- [Testo estratto]:
La classe operaia ha perso il suo posto in Paradiso e cerca visibilità al cinema. In un periodo in cui anche la televisione sembra lentamente dimenticare il dramma dei licenziamenti, il cinema pensa a restituire dignità ad una lotta eterna. Gli sceneggiatori si rimboccano le maniche, scendono in strada e registrano nei toni più vari gli umori e le reazioni di una classe orfana di riferimenti politici e sociali precisi. L’incubo di una disoccupazione che logora i legami, acuisce le tensioni, umilia gli spiriti.
Riccardo Milani, dopo una breve parentesi trascorsa tra spot e televisione, con Il posto dell’anima cerca di risvegliare lo stupore e l’indignazione di un pubblico spesso narcotizzato, chiama al suo fianco Domenico Starnone (sceneggiatore con cui aveva già lavorato per Auguri Professore e La guerra degli Antò) e realizza una commedia incentrata sulla crisi occupazionale di una piccola comunità montana del centro Italia.

- [Raccolta dati]:
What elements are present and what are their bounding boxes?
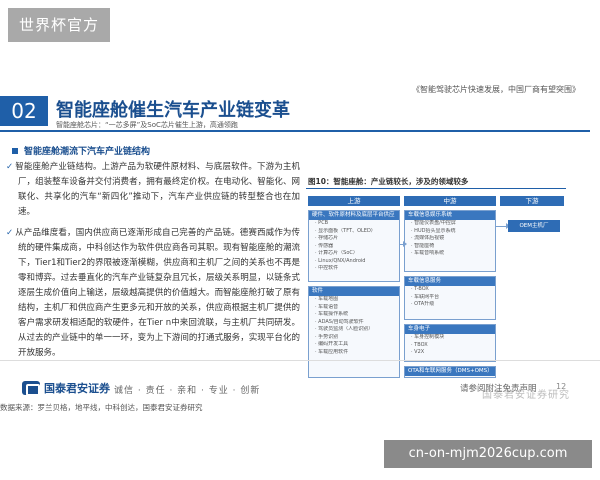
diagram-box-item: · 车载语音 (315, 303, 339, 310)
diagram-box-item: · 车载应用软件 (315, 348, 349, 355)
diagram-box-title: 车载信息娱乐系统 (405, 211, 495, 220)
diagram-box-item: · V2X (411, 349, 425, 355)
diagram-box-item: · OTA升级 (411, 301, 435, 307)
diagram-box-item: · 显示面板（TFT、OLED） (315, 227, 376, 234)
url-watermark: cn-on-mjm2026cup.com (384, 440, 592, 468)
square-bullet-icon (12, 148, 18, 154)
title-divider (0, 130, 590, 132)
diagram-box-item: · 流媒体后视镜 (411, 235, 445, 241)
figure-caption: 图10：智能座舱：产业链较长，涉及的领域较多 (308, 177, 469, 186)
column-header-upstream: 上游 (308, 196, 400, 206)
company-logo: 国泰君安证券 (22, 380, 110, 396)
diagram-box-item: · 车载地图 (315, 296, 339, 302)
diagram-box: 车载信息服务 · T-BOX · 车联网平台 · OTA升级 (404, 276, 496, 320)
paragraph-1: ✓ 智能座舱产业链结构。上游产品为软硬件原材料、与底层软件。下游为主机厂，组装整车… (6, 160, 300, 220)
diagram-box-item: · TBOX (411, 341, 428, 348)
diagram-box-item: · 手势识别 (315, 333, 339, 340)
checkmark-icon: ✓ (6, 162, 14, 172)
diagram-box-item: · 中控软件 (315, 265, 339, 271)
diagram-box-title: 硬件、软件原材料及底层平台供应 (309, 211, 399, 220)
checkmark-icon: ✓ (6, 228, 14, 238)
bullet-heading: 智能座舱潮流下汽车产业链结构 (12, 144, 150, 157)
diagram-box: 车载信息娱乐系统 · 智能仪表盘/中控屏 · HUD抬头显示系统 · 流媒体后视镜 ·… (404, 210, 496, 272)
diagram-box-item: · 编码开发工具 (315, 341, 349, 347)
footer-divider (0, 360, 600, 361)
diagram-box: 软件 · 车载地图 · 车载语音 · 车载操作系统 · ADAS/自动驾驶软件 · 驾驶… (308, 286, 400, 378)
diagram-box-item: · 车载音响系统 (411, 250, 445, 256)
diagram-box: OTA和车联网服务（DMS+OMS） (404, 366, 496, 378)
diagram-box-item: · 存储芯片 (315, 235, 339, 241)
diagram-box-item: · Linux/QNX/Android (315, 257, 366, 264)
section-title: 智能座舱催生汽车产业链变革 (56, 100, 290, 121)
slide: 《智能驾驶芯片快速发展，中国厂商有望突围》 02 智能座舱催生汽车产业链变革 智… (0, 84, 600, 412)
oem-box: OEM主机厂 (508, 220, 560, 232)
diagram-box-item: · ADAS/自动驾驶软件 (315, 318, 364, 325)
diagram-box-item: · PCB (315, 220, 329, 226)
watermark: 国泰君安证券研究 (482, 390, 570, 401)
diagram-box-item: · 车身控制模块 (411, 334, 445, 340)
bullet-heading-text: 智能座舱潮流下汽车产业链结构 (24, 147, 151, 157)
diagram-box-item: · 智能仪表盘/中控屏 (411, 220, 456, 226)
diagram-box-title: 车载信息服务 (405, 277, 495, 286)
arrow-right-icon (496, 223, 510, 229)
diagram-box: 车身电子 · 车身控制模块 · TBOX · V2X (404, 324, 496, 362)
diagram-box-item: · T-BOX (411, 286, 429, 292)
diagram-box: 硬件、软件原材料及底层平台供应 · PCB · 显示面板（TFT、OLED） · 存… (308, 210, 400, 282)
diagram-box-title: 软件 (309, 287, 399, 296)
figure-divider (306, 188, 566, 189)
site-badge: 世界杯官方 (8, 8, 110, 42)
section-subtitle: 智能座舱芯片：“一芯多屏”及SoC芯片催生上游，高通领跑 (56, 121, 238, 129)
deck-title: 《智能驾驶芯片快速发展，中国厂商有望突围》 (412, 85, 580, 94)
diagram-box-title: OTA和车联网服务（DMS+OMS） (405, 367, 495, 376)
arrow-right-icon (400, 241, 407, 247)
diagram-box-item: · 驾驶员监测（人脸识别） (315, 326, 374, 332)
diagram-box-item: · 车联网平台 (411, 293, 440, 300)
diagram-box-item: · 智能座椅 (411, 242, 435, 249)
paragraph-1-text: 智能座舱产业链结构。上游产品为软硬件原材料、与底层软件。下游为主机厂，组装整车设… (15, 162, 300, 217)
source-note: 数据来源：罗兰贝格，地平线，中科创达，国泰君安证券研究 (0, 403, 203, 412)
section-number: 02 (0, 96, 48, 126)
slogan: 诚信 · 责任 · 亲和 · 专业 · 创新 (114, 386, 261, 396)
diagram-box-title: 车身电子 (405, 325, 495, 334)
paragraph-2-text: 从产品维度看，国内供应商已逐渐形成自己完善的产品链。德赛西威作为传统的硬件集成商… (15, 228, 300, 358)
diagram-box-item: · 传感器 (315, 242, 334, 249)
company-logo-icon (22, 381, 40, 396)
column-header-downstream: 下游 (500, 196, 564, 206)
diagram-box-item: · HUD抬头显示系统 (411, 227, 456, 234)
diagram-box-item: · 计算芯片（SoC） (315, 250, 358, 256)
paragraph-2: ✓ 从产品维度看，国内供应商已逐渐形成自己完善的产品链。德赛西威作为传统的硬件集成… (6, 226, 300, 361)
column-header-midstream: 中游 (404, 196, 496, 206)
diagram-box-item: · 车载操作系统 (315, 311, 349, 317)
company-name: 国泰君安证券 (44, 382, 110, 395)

---

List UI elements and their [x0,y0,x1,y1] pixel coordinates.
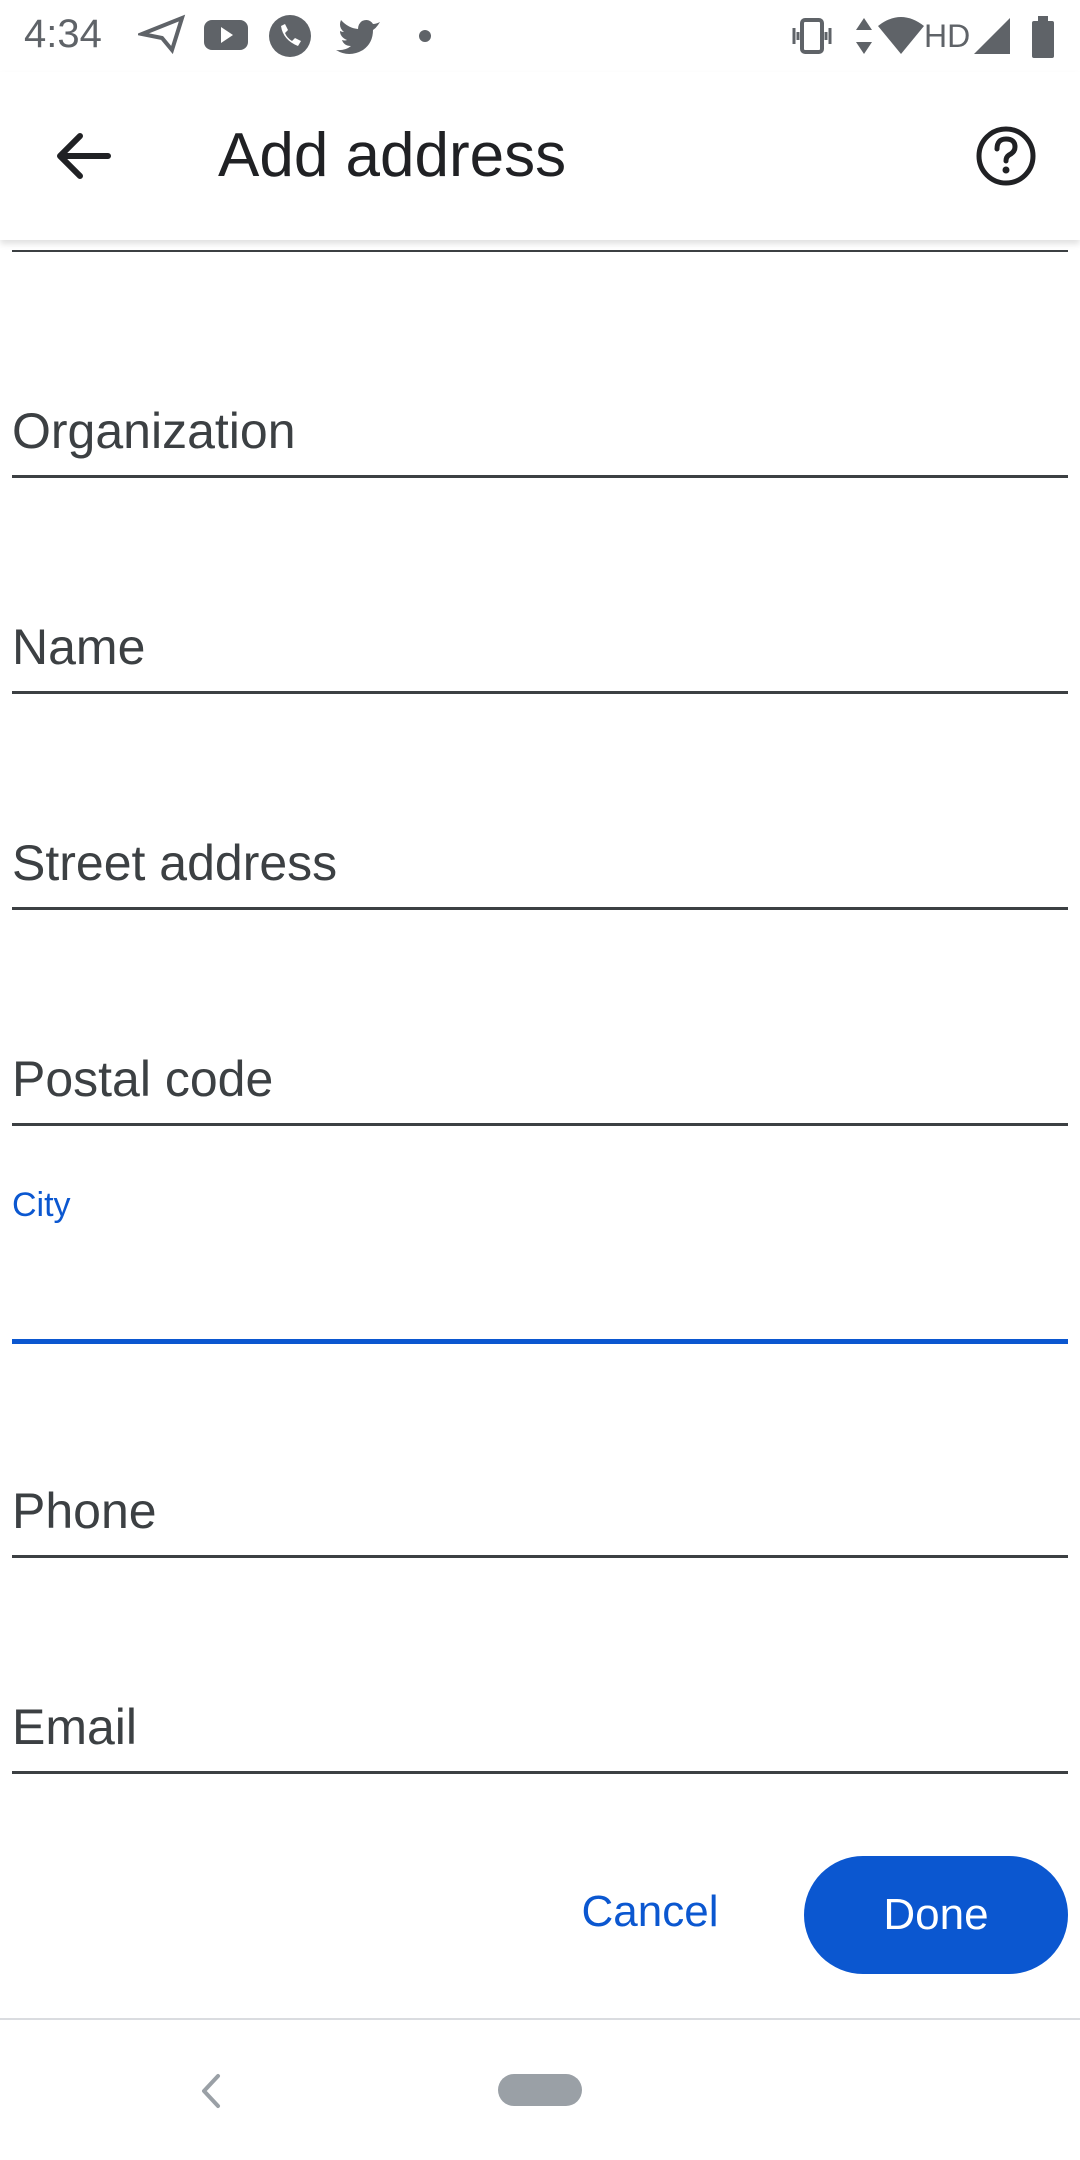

- [Compiti richiesti]:
1. Traduci in inglese questa frase del testo estratto: «Gli sceneggiatori si rimboccano le maniche, scendono in strada e registrano nei toni più vari gli umori e le reazioni di una classe orfana di riferimenti politici e sociali precisi.»
2. Nel testo estratto, su che cosa è incentrata la commedia Il posto dell’anima?

- [Soluzioni per compito]:
1. Screenwriters roll up their sleeves, take to the streets, and record, in the most varied tones, the moods and reactions of a class bereft of clear political and social points of reference.

2. Sulla crisi occupazionale di una piccola comunità montana del centro Italia.